▸ **Problem to work on**: Collect all lines from the records below that include the word "晶体有固定熔点".

:: Provided data

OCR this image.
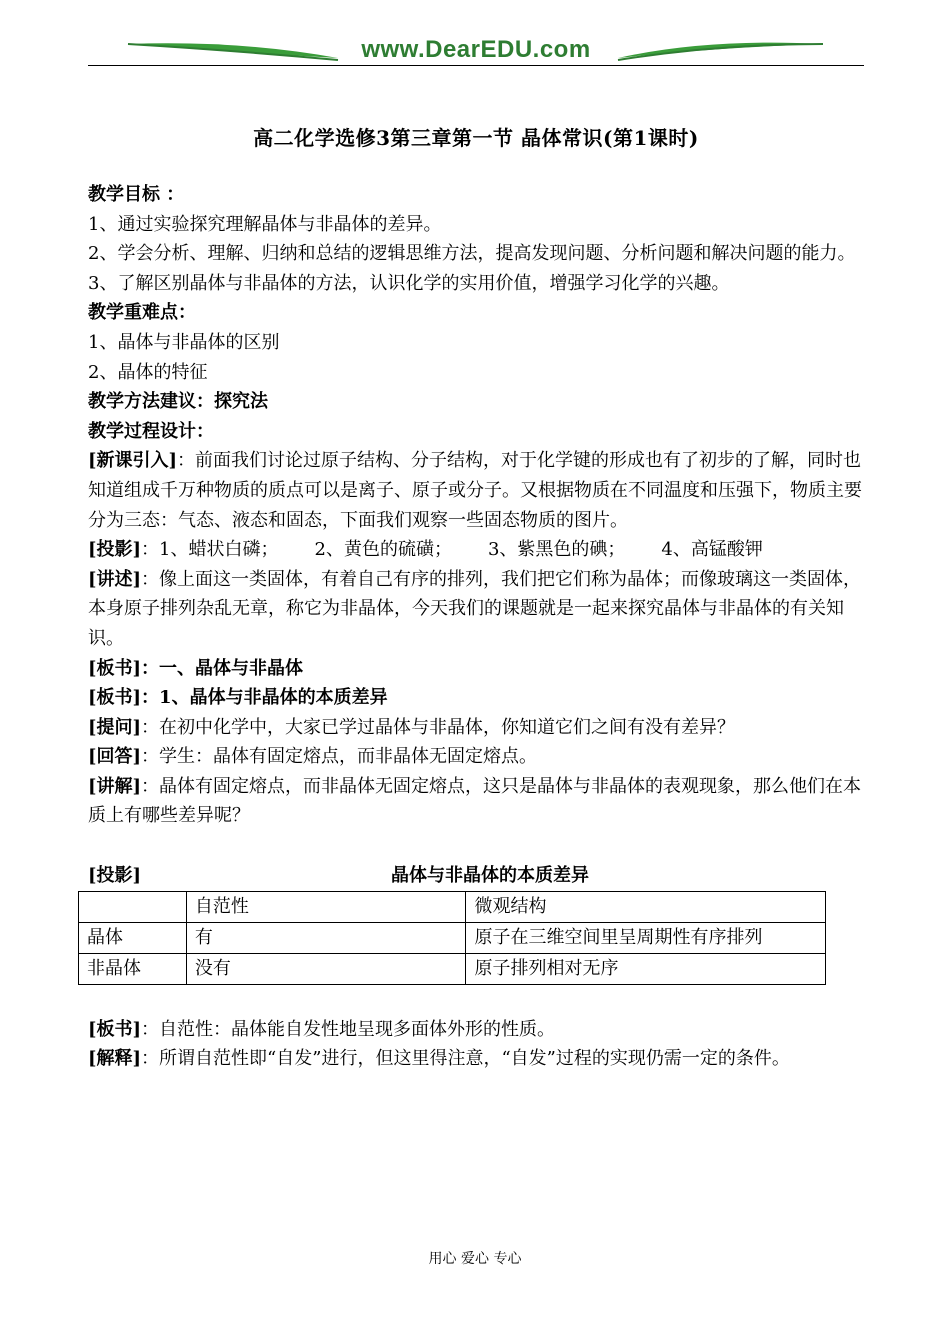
www.DearEDU.com
高二化学选修3第三章第一节 晶体常识(第1课时)

教学目标 ：

1、通过实验探究理解晶体与非晶体的差异。

2、学会分析、理解、归纳和总结的逻辑思维方法，提高发现问题、分析问题和解决问题的能力。

3、了解区别晶体与非晶体的方法，认识化学的实用价值，增强学习化学的兴趣。

教学重难点：

1、晶体与非晶体的区别

2、晶体的特征

教学方法建议：探究法

教学过程设计：

[新课引入]：前面我们讨论过原子结构、分子结构，对于化学键的形成也有了初步的了解，同时也知道组成千万种物质的质点可以是离子、原子或分子。又根据物质在不同温度和压强下，物质主要分为三态：气态、液态和固态，下面我们观察一些固态物质的图片。

[投影]：1、蜡状白磷； 2、黄色的硫磺； 3、紫黑色的碘； 4、高锰酸钾

[讲述]：像上面这一类固体，有着自己有序的排列，我们把它们称为晶体；而像玻璃这一类固体，本身原子排列杂乱无章，称它为非晶体，今天我们的课题就是一起来探究晶体与非晶体的有关知识。

[板书]：一、晶体与非晶体

[板书]：1、晶体与非晶体的本质差异

[提问]：在初中化学中，大家已学过晶体与非晶体，你知道它们之间有没有差异？

[回答]：学生：晶体有固定熔点，而非晶体无固定熔点。

[讲解]：晶体有固定熔点，而非晶体无固定熔点，这只是晶体与非晶体的表观现象，那么他们在本质上有哪些差异呢？

[投影]	晶体与非晶体的本质差异

	自范性	微观结构
晶体	有	原子在三维空间里呈周期性有序排列
非晶体	没有	原子排列相对无序

[板书]：自范性：晶体能自发性地呈现多面体外形的性质。

[解释]：所谓自范性即“自发”进行，但这里得注意，“自发”过程的实现仍需一定的条件。

用心 爱心 专心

::::

▸ **Finished exercise**:
[回答]：学生：晶体有固定熔点，而非晶体无固定熔点。
[讲解]：晶体有固定熔点，而非晶体无固定熔点，这只是晶体与非晶体的表观现象，那么他们在本质上有哪些差异呢？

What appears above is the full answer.